What is the answer to the condemning heart? John's answer is very clear. Interestingly, the antidote to condemnation does not distinguish between true and false guilt. John's answer does not even consider that question.
Neither does the answer to a condemning heart major on analyzing root causes. Sigmund Freud's early notion of psychoanalysis was based on the premise that if we could discover how we got messed up, that alone would solve the problem. If we could understand how all the interior development issues took place in our growing up, then we would understand why we are fearful or angry or withdrawn or destructive in other ways, and the problem would go away. Not so. Psychoanalysis, the discovery of why the problems are there, does not cure the problem. Some of the most depressed, compulsive, and destructive people I know are also the people who understand better than anyone else how they got that way.
The answer--God is greater
The answer to the problem of a condemning heart, John insists, is that God is greater than our hearts. He knows everything. The answer is to have a Savior who is greater than the voice on the inside that tells us that we are worth nothing. The answer is union with One who speaks of his love for us from the inside. It is another voice that is better and stronger and surer than the voice of self-condemnation.
An important point is made in the statement, "he knows everything." God knows things about us that we don't know. Our condemning hearts picks out failure and defeat and magnifies them. But God also knows what we're going to look like in glory, together with all the saints in the presence of Jesus Christ, clothed with new bodies, our sinful history left behind. He can see that already. He can see the end of the story that we don't see. He knows the good motives behind inadequate behavior. He knows everything. Our hearts do not know everything. What he knows about us is that in Christ we have beauty we can't yet see.
So the answer to the problem of a condemning heart is the gospel, the power of God, his word spoken into our experience.

Requests
(a) In the passage on the condemning heart, what premise was Sigmund Freud's early notion of psychoanalysis based on?
(b) Does each statement agree with the passage on the condemning heart? Answer yes or no for each, quoting the deciding words. (i) The antidote to condemnation distinguishes between true and false guilt. (ii) God knows the good motives behind inadequate behavior. (iii) Discovering why the problems are there cures the problem.
(c) Repeat the passage on the condemning heart from "An important point" up to and including "into our experience.".
The records aren't needed.

[Image region annotations]
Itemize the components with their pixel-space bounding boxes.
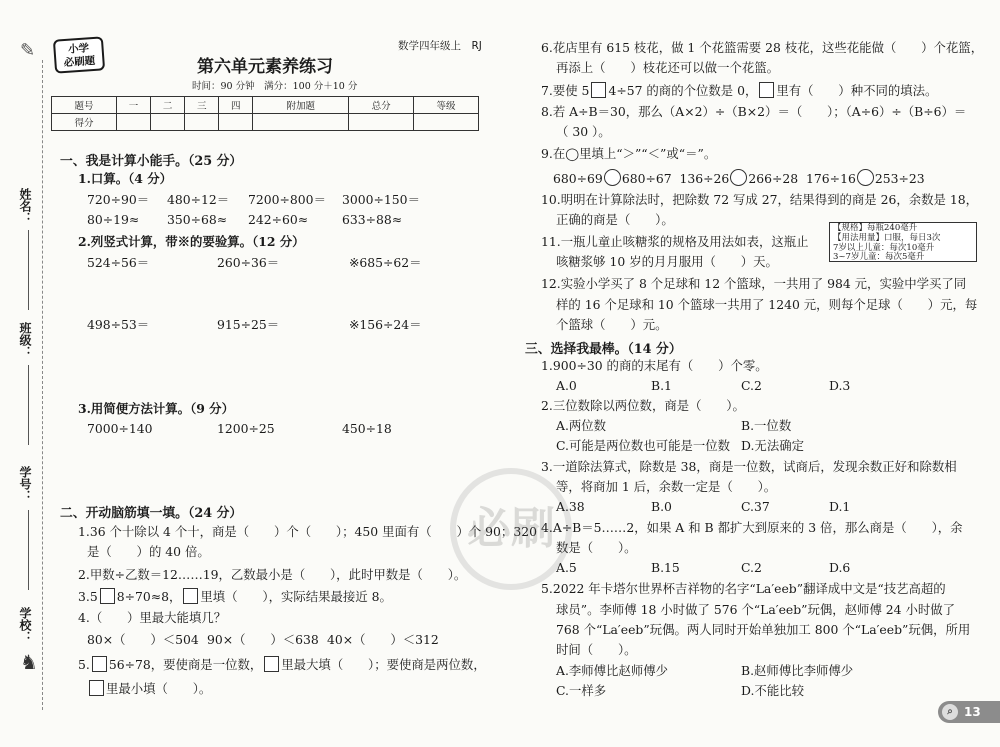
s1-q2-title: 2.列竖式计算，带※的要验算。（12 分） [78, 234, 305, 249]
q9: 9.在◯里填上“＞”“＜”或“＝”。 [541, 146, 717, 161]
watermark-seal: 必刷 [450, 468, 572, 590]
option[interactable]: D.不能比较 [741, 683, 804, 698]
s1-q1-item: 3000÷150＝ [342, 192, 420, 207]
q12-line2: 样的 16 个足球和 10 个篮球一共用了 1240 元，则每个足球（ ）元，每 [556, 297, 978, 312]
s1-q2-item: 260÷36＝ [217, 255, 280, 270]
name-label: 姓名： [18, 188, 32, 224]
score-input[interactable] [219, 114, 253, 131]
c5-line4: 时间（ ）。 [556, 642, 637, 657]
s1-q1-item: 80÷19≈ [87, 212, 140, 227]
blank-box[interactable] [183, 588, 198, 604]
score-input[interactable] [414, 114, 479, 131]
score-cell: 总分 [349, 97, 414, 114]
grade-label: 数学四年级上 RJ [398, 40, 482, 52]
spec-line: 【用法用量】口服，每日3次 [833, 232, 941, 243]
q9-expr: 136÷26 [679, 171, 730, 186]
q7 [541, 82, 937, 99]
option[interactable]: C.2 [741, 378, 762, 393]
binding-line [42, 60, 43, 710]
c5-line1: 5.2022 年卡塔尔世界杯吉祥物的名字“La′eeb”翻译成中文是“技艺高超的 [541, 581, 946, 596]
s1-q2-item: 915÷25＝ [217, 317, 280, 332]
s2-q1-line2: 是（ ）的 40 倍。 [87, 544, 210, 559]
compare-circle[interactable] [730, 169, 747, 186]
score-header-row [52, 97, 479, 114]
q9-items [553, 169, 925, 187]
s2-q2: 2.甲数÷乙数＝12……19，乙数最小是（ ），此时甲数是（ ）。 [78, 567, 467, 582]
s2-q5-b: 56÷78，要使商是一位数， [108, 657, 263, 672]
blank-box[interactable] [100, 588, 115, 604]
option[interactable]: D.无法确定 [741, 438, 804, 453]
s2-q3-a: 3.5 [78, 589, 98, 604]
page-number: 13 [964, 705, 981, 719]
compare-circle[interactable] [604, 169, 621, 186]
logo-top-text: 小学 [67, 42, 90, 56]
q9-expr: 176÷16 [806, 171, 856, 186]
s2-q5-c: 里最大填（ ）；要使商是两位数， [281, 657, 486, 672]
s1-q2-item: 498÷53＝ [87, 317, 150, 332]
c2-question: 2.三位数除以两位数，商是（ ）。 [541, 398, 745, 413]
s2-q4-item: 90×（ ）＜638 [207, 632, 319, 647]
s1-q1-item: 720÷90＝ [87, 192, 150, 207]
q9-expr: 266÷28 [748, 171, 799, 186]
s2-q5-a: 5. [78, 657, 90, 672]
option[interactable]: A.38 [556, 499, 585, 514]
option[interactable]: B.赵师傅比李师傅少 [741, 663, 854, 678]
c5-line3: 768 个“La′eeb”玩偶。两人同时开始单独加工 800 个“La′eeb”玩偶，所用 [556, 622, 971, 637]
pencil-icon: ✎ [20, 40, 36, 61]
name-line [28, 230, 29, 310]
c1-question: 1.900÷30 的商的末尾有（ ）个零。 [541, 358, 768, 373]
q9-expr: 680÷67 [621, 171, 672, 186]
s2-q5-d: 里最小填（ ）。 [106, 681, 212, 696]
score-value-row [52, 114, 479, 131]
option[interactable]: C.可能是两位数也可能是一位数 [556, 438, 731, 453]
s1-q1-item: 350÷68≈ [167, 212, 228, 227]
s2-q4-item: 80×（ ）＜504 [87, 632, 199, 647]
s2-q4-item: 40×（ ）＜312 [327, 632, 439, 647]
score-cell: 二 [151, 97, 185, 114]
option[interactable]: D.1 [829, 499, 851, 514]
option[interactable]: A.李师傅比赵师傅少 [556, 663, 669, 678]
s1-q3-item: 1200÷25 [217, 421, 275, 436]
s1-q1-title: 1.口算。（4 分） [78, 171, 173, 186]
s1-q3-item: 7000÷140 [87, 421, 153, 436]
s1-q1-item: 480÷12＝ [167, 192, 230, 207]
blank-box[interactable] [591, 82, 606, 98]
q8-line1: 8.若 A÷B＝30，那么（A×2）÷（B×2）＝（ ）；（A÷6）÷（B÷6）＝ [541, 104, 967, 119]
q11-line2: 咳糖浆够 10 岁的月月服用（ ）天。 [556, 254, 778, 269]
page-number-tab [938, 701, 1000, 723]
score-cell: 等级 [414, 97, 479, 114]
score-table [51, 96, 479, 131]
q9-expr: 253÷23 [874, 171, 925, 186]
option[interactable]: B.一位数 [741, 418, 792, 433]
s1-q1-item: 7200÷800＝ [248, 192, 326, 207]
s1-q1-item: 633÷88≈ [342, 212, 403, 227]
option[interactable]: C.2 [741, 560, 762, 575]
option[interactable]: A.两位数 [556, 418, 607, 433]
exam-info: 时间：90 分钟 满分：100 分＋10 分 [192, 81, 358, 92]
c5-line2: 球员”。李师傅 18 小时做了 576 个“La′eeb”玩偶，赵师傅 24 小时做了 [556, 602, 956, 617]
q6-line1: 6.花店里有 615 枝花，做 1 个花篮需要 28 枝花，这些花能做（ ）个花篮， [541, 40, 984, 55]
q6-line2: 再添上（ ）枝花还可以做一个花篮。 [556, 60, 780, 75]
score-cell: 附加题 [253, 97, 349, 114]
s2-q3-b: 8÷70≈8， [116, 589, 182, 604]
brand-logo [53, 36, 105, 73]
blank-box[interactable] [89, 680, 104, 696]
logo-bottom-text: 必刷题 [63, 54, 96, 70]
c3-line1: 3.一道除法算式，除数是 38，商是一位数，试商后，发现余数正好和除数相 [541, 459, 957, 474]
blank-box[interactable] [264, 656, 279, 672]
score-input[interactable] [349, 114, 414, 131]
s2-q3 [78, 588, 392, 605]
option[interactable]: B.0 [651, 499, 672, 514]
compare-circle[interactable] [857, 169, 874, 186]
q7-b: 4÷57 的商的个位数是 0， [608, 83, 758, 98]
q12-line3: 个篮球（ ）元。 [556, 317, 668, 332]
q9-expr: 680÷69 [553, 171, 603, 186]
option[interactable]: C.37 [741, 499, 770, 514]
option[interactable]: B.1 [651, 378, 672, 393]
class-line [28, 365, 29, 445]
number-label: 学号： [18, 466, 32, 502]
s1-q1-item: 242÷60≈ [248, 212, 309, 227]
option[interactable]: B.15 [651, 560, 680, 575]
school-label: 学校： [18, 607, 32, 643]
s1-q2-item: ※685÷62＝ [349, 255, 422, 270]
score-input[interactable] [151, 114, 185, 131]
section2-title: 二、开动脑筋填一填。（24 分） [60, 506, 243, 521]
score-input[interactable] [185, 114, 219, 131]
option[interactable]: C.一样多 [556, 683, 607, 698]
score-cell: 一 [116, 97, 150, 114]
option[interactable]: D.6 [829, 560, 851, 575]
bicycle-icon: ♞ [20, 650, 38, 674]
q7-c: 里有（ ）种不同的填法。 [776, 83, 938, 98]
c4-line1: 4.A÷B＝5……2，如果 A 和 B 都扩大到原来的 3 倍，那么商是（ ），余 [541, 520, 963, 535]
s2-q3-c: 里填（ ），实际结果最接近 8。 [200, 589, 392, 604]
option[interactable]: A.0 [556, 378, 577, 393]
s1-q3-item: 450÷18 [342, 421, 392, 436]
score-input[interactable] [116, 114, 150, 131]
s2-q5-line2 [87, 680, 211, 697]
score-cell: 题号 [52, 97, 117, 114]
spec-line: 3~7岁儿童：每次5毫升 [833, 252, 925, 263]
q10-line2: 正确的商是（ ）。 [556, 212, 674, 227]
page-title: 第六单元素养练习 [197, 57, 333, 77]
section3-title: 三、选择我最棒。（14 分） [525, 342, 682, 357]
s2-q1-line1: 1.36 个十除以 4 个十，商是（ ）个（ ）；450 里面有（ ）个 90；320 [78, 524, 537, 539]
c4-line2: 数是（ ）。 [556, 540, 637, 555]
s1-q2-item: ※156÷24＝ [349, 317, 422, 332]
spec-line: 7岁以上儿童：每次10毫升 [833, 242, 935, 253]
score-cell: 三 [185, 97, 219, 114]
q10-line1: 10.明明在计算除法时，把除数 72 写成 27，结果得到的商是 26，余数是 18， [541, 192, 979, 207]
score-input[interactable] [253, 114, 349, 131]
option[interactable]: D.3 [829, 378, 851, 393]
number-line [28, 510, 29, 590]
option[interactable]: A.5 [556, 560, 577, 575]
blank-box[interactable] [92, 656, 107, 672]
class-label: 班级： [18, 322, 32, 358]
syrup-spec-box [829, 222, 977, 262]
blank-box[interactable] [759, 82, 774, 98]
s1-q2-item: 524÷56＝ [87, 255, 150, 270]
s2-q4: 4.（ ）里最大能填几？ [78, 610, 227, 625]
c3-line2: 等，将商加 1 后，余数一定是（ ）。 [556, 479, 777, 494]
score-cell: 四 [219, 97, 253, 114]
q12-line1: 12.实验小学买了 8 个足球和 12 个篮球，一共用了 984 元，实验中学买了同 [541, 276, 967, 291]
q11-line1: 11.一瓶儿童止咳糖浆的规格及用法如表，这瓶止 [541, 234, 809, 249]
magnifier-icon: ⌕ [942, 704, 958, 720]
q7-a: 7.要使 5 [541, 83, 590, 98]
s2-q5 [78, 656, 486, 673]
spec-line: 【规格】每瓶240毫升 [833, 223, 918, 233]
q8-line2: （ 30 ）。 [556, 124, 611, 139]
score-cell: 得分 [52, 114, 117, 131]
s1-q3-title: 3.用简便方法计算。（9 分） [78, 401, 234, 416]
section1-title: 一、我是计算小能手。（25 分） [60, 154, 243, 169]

Answers to the exercise
(a) It was based on the premise that if we could discover how we got messed up, that alone would solve the problem.

(b)
(i) No: "the antidote to condemnation does not distinguish between true and false guilt."
(ii) Yes: "He knows the good motives behind inadequate behavior."
(iii) No: "Psychoanalysis, the discovery of why the problems are there, does not cure the problem."

(c)
An important point is made in the statement, "he knows everything." God knows things about us that we don't know. Our condemning hearts picks out failure and defeat and magnifies them. But God also knows what we're going to look like in glory, together with all the saints in the presence of Jesus Christ, clothed with new bodies, our sinful history left behind. He can see that already. He can see the end of the story that we don't see. He knows the good motives behind inadequate behavior. He knows everything. Our hearts do not know everything. What he knows about us is that in Christ we have beauty we can't yet see.
So the answer to the problem of a condemning heart is the gospel, the power of God, his word spoken into our experience.